## Your instructions:
Copy out every row below word for word, keeping each one on its own line.

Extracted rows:
- - - - - - -

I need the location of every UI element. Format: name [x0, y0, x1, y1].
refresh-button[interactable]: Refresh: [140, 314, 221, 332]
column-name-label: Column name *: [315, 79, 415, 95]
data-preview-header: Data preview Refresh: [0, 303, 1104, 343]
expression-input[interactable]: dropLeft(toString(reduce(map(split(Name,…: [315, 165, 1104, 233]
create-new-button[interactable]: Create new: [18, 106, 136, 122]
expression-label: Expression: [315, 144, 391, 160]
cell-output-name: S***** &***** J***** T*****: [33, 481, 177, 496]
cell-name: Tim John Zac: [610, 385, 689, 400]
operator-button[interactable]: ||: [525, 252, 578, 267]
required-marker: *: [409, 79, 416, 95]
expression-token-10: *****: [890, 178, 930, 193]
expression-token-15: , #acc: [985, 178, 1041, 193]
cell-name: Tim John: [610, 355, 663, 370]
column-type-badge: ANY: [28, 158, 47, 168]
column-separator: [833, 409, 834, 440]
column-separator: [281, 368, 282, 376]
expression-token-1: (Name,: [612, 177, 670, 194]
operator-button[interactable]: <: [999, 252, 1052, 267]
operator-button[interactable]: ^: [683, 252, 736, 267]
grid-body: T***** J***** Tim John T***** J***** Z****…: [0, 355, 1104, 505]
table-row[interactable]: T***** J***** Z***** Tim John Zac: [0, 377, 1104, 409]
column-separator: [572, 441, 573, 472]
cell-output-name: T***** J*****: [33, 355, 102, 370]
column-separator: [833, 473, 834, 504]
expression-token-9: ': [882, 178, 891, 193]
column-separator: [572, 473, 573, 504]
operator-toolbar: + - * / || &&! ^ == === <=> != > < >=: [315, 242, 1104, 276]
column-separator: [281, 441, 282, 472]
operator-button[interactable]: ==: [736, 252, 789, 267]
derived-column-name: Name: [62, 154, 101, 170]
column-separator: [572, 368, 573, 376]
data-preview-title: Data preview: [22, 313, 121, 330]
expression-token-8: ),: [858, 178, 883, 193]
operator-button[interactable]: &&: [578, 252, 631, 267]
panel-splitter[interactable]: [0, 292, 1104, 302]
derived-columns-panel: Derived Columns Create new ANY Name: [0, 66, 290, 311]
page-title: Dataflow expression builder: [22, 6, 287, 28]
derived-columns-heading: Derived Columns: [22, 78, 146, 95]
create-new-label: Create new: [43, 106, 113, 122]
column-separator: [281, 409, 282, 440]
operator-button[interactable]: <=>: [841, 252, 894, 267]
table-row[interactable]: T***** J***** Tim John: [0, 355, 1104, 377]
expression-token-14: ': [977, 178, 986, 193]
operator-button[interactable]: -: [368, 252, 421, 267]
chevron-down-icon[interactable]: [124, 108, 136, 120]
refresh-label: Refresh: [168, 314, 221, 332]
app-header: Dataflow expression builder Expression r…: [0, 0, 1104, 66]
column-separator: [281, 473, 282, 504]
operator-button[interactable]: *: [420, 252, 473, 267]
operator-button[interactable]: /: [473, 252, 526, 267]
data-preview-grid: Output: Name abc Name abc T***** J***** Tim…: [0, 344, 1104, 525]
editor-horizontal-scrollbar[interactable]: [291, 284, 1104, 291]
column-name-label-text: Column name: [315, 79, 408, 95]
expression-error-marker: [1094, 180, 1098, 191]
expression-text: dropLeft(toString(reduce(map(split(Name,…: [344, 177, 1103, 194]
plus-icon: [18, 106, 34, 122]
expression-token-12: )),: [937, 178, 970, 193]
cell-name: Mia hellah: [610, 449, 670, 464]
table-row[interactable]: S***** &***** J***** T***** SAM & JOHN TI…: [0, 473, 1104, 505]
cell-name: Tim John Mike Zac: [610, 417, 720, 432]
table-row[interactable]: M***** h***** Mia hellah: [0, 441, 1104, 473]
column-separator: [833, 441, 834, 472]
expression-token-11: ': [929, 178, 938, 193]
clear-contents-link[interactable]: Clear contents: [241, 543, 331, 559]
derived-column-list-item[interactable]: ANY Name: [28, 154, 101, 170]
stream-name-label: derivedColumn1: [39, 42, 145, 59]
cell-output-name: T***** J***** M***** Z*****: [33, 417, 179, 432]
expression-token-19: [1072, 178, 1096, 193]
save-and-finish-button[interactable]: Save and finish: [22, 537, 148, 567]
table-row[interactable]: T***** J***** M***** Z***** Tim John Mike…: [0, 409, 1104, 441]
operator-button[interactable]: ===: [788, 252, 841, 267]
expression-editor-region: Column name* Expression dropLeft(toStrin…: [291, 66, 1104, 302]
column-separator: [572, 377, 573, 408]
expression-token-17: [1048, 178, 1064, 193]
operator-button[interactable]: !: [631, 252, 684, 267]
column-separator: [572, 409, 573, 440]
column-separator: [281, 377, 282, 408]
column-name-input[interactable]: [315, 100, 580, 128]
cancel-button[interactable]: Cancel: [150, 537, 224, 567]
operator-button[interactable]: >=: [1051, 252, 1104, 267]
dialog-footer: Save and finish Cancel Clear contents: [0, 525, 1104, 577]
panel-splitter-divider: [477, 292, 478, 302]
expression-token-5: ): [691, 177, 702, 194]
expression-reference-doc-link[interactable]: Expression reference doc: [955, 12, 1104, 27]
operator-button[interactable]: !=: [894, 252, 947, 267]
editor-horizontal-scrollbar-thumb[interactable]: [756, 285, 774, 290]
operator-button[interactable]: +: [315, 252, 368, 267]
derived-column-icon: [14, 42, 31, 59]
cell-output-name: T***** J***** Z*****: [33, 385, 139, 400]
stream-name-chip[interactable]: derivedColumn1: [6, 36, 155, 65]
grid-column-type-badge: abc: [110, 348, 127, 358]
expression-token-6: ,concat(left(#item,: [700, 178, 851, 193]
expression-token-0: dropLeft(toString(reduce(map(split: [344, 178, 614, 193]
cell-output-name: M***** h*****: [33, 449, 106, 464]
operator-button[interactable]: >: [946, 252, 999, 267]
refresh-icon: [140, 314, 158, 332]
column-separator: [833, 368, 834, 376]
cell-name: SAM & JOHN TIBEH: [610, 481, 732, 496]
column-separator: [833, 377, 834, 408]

- - - - - - -

## Solved exercise:
I need the location of every UI element. Format: name [x0, y0, x1, y1].
refresh-button[interactable]: Refresh: [140, 314, 221, 332]
column-name-label: Column name *: [315, 79, 415, 95]
data-preview-header: Data preview Refresh: [0, 303, 1104, 343]
expression-input[interactable]: dropLeft(toString(reduce(map(split(Name,…: [315, 165, 1104, 233]
create-new-button[interactable]: Create new: [18, 106, 136, 122]
expression-label: Expression: [315, 144, 391, 160]
cell-output-name: S***** &***** J***** T*****: [33, 481, 177, 496]
cell-name: Tim John Zac: [610, 385, 689, 400]
operator-button[interactable]: ||: [525, 252, 578, 267]
required-marker: *: [409, 79, 416, 95]
expression-token-10: *****: [890, 178, 930, 193]
expression-token-15: , #acc: [985, 178, 1041, 193]
cell-name: Tim John: [610, 355, 663, 370]
column-type-badge: ANY: [28, 158, 47, 168]
column-separator: [833, 409, 834, 440]
column-separator: [281, 368, 282, 376]
expression-token-1: (Name,: [612, 177, 670, 194]
operator-button[interactable]: <: [999, 252, 1052, 267]
operator-button[interactable]: ^: [683, 252, 736, 267]
grid-body: T***** J***** Tim John T***** J***** Z****…: [0, 355, 1104, 505]
table-row[interactable]: T***** J***** Z***** Tim John Zac: [0, 377, 1104, 409]
column-separator: [572, 441, 573, 472]
cell-output-name: T***** J*****: [33, 355, 102, 370]
column-separator: [833, 473, 834, 504]
expression-token-9: ': [882, 178, 891, 193]
column-separator: [572, 473, 573, 504]
operator-toolbar: + - * / || &&! ^ == === <=> != > < >=: [315, 242, 1104, 276]
column-separator: [281, 441, 282, 472]
operator-button[interactable]: ==: [736, 252, 789, 267]
derived-column-name: Name: [62, 154, 101, 170]
column-separator: [572, 368, 573, 376]
data-preview-title: Data preview: [22, 313, 121, 330]
expression-token-8: ),: [858, 178, 883, 193]
operator-button[interactable]: &&: [578, 252, 631, 267]
panel-splitter[interactable]: [0, 292, 1104, 302]
derived-columns-panel: Derived Columns Create new ANY Name: [0, 66, 290, 311]
page-title: Dataflow expression builder: [22, 6, 287, 28]
derived-columns-heading: Derived Columns: [22, 78, 146, 95]
create-new-label: Create new: [43, 106, 113, 122]
column-separator: [281, 409, 282, 440]
operator-button[interactable]: <=>: [841, 252, 894, 267]
table-row[interactable]: T***** J***** Tim John: [0, 355, 1104, 377]
expression-token-14: ': [977, 178, 986, 193]
operator-button[interactable]: -: [368, 252, 421, 267]
chevron-down-icon[interactable]: [124, 108, 136, 120]
refresh-label: Refresh: [168, 314, 221, 332]
app-header: Dataflow expression builder Expression r…: [0, 0, 1104, 66]
column-separator: [281, 473, 282, 504]
operator-button[interactable]: *: [420, 252, 473, 267]
operator-button[interactable]: /: [473, 252, 526, 267]
data-preview-grid: Output: Name abc Name abc T***** J***** Tim…: [0, 344, 1104, 525]
editor-horizontal-scrollbar[interactable]: [291, 284, 1104, 291]
column-name-label-text: Column name: [315, 79, 408, 95]
expression-error-marker: [1094, 180, 1098, 191]
expression-text: dropLeft(toString(reduce(map(split(Name,…: [344, 177, 1103, 194]
plus-icon: [18, 106, 34, 122]
expression-token-12: )),: [937, 178, 970, 193]
cell-name: Mia hellah: [610, 449, 670, 464]
table-row[interactable]: S***** &***** J***** T***** SAM & JOHN TI…: [0, 473, 1104, 505]
cell-name: Tim John Mike Zac: [610, 417, 720, 432]
table-row[interactable]: M***** h***** Mia hellah: [0, 441, 1104, 473]
column-separator: [833, 441, 834, 472]
expression-token-11: ': [929, 178, 938, 193]
clear-contents-link[interactable]: Clear contents: [241, 543, 331, 559]
derived-column-list-item[interactable]: ANY Name: [28, 154, 101, 170]
stream-name-label: derivedColumn1: [39, 42, 145, 59]
cell-output-name: T***** J***** M***** Z*****: [33, 417, 179, 432]
expression-token-19: [1072, 178, 1096, 193]
save-and-finish-button[interactable]: Save and finish: [22, 537, 148, 567]
table-row[interactable]: T***** J***** M***** Z***** Tim John Mike…: [0, 409, 1104, 441]
operator-button[interactable]: ===: [788, 252, 841, 267]
expression-editor-region: Column name* Expression dropLeft(toStrin…: [291, 66, 1104, 302]
column-separator: [572, 377, 573, 408]
expression-token-17: [1048, 178, 1064, 193]
operator-button[interactable]: !: [631, 252, 684, 267]
column-separator: [572, 409, 573, 440]
column-separator: [281, 377, 282, 408]
column-name-input[interactable]: [315, 100, 580, 128]
cancel-button[interactable]: Cancel: [150, 537, 224, 567]
operator-button[interactable]: >=: [1051, 252, 1104, 267]
dialog-footer: Save and finish Cancel Clear contents: [0, 525, 1104, 577]
panel-splitter-divider: [477, 292, 478, 302]
expression-token-5: ): [691, 177, 702, 194]
expression-reference-doc-link[interactable]: Expression reference doc: [955, 12, 1104, 27]
operator-button[interactable]: !=: [894, 252, 947, 267]
editor-horizontal-scrollbar-thumb[interactable]: [756, 285, 774, 290]
operator-button[interactable]: +: [315, 252, 368, 267]
derived-column-icon: [14, 42, 31, 59]
cell-output-name: T***** J***** Z*****: [33, 385, 139, 400]
stream-name-chip[interactable]: derivedColumn1: [6, 36, 155, 65]
grid-column-type-badge: abc: [110, 348, 127, 358]
expression-token-6: ,concat(left(#item,: [700, 178, 851, 193]
expression-token-0: dropLeft(toString(reduce(map(split: [344, 178, 614, 193]
cell-output-name: M***** h*****: [33, 449, 106, 464]
operator-button[interactable]: >: [946, 252, 999, 267]
refresh-icon: [140, 314, 158, 332]
column-separator: [833, 368, 834, 376]
cell-name: SAM & JOHN TIBEH: [610, 481, 732, 496]
column-separator: [833, 377, 834, 408]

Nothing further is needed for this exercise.